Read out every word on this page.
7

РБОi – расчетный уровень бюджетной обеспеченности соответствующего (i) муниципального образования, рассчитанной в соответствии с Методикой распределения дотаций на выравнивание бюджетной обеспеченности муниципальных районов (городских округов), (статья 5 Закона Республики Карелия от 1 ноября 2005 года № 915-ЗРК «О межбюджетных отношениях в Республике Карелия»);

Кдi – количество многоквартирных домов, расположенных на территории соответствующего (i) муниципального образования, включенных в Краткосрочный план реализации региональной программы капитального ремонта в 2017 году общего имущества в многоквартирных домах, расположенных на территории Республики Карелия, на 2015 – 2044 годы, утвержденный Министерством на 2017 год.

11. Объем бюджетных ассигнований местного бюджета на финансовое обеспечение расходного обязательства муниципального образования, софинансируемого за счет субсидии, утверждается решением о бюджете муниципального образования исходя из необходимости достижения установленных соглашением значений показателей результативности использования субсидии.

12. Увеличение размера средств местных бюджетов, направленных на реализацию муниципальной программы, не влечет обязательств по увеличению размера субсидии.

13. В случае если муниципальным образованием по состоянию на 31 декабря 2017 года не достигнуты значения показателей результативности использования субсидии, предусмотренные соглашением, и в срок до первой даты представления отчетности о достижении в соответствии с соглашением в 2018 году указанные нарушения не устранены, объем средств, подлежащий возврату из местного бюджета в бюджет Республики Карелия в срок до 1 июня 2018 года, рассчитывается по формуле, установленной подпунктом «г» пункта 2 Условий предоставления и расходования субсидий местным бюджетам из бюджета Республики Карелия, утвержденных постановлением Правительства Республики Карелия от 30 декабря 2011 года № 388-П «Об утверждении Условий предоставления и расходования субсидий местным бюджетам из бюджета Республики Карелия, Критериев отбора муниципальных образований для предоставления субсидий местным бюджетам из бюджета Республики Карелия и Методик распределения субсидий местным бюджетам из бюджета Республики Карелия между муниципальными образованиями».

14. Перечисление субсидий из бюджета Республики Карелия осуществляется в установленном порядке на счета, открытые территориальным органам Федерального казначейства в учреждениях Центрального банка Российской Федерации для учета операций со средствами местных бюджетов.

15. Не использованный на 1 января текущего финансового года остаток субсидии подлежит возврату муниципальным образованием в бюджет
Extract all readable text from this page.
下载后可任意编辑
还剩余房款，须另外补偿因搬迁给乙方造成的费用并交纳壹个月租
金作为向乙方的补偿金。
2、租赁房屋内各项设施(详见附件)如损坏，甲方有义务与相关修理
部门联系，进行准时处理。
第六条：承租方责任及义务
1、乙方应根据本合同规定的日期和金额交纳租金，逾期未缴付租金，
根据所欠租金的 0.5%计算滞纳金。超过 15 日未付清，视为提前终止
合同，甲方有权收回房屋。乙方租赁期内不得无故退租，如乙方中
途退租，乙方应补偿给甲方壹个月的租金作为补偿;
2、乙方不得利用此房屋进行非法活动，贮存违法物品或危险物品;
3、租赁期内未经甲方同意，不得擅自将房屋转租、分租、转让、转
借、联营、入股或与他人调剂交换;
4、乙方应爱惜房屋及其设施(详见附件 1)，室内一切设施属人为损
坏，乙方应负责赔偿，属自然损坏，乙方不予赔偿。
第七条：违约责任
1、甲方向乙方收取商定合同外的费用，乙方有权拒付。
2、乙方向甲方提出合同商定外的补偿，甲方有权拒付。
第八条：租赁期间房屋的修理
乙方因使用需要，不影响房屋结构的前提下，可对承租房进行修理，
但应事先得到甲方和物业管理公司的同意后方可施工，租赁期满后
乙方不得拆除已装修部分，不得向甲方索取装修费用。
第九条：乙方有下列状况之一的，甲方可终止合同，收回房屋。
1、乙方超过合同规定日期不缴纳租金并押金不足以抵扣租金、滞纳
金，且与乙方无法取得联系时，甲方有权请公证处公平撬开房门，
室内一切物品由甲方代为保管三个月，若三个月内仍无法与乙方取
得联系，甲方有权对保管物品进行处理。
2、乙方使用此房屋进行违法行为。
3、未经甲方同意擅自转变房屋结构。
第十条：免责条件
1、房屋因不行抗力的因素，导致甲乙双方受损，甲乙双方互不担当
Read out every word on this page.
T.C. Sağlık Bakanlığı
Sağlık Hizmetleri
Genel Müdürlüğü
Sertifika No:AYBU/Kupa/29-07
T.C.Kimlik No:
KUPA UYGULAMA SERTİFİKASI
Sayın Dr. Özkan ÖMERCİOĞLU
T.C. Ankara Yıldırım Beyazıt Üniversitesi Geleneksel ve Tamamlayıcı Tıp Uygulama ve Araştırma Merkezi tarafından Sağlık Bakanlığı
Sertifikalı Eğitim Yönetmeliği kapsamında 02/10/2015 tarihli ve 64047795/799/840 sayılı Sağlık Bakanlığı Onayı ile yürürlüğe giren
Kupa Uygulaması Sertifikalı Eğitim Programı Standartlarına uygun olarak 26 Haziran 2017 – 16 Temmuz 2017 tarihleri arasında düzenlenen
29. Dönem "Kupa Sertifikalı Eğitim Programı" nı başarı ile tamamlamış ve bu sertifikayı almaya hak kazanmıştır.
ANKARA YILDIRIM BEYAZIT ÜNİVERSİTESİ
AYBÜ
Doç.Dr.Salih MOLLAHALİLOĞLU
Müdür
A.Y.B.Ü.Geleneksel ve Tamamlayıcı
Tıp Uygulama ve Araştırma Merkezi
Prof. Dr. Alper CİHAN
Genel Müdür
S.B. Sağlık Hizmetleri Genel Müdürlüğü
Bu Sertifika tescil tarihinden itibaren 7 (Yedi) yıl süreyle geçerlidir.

+++

WRITTEN REQUEST »
Write down only the number of lines that contain the string "Bakanlığı" in the listing.

EXERCISE RESPONSE »
3